[Stored records]

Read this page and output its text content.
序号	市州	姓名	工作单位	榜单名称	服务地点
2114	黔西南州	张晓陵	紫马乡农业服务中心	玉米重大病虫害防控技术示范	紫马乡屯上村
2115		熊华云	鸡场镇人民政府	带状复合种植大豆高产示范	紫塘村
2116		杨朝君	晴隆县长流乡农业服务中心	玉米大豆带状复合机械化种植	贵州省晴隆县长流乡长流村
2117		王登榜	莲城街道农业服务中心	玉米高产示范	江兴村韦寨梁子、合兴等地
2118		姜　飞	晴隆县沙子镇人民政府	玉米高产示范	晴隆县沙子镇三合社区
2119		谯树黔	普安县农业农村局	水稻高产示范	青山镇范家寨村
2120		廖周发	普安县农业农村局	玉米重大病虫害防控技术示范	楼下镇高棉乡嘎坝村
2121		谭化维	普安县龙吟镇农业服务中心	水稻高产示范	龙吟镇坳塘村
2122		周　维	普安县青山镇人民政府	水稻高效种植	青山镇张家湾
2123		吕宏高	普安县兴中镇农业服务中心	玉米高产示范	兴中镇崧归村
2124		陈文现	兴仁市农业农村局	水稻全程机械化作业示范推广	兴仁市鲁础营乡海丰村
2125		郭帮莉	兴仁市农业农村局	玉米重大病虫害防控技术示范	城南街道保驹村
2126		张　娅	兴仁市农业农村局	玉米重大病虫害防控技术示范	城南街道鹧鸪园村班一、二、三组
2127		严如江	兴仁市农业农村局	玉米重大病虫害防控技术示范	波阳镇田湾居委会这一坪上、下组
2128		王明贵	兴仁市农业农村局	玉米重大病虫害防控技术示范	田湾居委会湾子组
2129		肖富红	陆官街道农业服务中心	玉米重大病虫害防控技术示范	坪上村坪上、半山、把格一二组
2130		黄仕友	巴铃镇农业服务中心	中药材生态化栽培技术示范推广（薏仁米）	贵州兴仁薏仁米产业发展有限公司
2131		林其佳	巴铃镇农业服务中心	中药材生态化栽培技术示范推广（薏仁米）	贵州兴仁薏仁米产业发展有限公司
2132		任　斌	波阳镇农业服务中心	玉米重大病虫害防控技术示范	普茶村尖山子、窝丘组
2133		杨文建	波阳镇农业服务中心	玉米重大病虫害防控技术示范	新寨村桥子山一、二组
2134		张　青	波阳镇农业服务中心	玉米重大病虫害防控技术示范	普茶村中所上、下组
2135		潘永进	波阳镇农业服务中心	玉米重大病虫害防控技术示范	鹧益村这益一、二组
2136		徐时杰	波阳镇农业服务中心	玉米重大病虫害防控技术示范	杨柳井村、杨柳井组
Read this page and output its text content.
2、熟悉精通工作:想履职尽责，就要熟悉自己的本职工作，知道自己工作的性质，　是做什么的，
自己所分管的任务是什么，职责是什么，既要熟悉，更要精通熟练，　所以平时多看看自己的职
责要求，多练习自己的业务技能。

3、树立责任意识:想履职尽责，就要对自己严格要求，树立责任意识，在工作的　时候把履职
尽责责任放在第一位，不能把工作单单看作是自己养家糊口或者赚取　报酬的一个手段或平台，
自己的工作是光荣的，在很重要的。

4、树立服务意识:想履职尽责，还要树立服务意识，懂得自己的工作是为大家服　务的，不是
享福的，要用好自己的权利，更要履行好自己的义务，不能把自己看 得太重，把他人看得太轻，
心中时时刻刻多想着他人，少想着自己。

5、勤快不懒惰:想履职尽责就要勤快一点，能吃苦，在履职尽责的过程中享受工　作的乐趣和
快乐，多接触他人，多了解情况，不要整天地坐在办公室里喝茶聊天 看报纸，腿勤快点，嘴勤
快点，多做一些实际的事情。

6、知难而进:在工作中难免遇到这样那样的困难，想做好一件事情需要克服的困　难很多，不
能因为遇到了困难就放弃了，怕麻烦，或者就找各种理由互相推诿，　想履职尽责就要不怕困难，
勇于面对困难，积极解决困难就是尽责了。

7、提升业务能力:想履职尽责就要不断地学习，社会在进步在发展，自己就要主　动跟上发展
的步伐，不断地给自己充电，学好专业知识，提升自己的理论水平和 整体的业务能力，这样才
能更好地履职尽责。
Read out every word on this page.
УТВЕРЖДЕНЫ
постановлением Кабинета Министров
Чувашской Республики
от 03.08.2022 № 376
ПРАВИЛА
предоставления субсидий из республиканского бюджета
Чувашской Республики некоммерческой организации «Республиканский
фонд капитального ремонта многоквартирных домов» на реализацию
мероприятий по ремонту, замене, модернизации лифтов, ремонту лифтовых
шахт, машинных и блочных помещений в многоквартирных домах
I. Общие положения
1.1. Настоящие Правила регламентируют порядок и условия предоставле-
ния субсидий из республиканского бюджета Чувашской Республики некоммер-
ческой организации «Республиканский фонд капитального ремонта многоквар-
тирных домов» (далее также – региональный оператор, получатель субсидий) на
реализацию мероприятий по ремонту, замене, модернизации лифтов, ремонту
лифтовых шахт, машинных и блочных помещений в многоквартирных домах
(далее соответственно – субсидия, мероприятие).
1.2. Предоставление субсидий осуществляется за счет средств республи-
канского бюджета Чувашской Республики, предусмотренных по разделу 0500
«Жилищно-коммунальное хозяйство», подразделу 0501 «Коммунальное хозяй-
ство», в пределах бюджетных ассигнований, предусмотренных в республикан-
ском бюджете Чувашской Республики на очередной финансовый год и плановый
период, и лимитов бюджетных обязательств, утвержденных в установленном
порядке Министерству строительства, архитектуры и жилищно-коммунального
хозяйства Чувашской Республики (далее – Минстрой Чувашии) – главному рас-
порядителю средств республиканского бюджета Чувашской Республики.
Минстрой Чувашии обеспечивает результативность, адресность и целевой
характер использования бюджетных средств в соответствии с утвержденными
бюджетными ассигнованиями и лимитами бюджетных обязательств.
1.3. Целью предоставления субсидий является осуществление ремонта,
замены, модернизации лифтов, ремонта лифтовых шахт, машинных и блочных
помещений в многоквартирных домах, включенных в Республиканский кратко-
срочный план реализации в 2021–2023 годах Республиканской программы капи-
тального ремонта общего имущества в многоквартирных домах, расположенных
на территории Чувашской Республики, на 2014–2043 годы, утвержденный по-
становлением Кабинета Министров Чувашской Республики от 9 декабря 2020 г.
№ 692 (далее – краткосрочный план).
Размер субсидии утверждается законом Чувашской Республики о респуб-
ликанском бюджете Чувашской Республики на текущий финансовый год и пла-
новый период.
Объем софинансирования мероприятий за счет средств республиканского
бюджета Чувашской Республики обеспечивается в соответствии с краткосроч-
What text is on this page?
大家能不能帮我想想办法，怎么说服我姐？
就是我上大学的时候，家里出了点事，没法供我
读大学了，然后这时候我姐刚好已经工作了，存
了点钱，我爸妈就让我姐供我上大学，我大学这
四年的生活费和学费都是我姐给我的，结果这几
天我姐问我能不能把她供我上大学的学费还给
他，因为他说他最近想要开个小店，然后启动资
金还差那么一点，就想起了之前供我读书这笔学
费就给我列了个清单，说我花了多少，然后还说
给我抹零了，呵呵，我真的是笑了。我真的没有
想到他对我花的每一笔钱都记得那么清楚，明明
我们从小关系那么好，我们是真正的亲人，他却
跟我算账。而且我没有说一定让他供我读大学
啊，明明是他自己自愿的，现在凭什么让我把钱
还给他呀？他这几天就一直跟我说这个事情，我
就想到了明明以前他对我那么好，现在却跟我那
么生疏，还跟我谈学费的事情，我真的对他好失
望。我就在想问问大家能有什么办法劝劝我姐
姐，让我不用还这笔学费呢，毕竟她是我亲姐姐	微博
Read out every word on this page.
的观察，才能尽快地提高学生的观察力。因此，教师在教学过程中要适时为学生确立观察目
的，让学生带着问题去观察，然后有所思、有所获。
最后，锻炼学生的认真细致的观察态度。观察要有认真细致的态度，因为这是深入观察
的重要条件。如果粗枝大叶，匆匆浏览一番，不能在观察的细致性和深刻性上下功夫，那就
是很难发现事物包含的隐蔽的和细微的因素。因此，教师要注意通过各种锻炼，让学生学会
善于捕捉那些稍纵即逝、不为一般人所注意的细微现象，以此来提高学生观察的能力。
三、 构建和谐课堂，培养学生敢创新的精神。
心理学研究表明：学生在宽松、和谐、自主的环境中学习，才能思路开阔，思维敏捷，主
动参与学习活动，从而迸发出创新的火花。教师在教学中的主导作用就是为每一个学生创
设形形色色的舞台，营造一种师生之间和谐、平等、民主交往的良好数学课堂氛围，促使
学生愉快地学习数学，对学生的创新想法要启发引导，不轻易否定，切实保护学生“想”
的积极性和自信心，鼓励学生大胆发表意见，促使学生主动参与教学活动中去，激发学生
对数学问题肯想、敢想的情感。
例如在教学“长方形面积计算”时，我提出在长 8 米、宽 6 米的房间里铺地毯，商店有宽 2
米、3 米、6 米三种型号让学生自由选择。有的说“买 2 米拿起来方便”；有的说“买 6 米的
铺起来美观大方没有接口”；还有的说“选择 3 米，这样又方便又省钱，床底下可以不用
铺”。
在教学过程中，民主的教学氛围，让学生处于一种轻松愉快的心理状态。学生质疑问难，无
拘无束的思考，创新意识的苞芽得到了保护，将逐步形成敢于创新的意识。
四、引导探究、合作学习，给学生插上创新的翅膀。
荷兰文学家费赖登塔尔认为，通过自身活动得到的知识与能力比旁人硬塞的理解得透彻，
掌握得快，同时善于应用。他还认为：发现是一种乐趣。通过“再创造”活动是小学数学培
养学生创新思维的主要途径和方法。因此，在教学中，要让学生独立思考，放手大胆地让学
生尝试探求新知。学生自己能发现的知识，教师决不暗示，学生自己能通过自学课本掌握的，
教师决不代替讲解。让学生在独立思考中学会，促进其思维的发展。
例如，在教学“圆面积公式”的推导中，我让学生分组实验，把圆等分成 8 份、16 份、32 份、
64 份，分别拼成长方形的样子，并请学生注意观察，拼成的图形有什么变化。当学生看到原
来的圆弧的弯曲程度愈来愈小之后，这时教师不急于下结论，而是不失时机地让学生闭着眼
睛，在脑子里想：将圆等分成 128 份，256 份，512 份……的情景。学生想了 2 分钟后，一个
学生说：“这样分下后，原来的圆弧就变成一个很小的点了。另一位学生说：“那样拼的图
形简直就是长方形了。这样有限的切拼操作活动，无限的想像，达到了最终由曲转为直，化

Aim:
Extract all lines from the data in which "предоставления" is found.

Final answer:
предоставления субсидий из республиканского бюджета
1.3. Целью предоставления субсидий является осуществление ремонта,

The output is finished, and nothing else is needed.